[Records for the task]:
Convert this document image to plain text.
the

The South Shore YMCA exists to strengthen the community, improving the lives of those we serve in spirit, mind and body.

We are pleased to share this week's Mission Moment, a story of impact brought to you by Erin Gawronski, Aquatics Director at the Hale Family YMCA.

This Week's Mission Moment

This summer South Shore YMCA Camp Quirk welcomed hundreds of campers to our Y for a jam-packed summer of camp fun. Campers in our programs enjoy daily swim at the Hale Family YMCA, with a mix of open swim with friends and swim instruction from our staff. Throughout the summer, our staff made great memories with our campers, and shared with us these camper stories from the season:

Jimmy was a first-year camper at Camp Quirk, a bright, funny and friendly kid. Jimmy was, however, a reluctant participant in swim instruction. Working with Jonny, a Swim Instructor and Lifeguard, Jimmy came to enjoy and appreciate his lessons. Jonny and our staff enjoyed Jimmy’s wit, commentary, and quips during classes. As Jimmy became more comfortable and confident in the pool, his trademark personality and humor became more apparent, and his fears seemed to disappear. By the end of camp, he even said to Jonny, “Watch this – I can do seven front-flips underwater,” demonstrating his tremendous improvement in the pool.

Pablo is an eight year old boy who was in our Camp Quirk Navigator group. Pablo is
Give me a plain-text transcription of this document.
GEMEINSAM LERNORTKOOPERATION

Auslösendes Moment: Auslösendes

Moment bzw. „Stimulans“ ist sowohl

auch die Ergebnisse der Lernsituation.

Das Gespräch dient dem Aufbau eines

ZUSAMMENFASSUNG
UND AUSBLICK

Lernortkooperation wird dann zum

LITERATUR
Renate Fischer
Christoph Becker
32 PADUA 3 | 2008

[Instructions to follow]: Report how many lines hold the string "Hale", giving the number and nothing else.

[Answer to this problem]: 2